PROBLEM STATEMENT
Gather up all lines that carry the word "olona".

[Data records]
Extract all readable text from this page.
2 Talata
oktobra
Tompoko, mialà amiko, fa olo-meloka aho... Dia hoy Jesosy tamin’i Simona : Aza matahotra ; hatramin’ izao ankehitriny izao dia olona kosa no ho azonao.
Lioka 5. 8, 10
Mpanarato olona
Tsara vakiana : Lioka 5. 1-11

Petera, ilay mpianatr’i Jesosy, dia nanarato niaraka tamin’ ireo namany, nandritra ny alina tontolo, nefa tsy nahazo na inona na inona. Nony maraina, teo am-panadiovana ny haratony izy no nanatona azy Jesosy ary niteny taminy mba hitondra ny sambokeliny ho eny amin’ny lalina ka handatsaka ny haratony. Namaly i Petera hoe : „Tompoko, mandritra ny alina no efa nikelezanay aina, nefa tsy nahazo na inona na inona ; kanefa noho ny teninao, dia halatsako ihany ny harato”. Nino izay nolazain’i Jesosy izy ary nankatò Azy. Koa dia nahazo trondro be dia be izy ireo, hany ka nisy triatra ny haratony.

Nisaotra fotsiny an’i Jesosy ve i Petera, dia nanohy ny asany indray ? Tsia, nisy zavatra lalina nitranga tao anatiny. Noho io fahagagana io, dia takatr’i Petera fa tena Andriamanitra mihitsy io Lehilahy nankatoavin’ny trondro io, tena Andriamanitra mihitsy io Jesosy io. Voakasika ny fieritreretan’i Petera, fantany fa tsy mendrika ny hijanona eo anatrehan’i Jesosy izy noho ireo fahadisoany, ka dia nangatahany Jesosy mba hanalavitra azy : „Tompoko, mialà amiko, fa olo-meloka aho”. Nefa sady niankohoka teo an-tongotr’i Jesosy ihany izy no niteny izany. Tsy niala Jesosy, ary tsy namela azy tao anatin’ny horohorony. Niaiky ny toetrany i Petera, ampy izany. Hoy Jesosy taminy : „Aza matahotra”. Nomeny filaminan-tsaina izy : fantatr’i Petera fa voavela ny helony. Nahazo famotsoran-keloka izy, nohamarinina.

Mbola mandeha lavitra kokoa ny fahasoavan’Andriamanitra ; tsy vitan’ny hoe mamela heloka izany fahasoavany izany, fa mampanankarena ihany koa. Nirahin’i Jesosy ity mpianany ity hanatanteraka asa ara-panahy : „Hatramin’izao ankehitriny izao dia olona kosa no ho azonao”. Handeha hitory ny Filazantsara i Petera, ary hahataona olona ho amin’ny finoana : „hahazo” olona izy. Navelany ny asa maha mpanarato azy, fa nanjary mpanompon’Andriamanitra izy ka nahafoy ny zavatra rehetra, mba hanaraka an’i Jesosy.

COMPLETE ANSWER
Tompoko, mialà amiko, fa olo-meloka aho... Dia hoy Jesosy tamin’i Simona : Aza matahotra ; hatramin’ izao ankehitriny izao dia olona kosa no ho azonao.
Mpanarato olona
Mbola mandeha lavitra kokoa ny fahasoavan’Andriamanitra ; tsy vitan’ny hoe mamela heloka izany fahasoavany izany, fa mampanankarena ihany koa. Nirahin’i Jesosy ity mpianany ity hanatanteraka asa ara-panahy : „Hatramin’izao ankehitriny izao dia olona kosa no ho azonao”. Handeha hitory ny Filazantsara i Petera, ary hahataona olona ho amin’ny finoana : „hahazo” olona izy. Navelany ny asa maha mpanarato azy, fa nanjary mpanompon’Andriamanitra izy ka nahafoy ny zavatra rehetra, mba hanaraka an’i Jesosy.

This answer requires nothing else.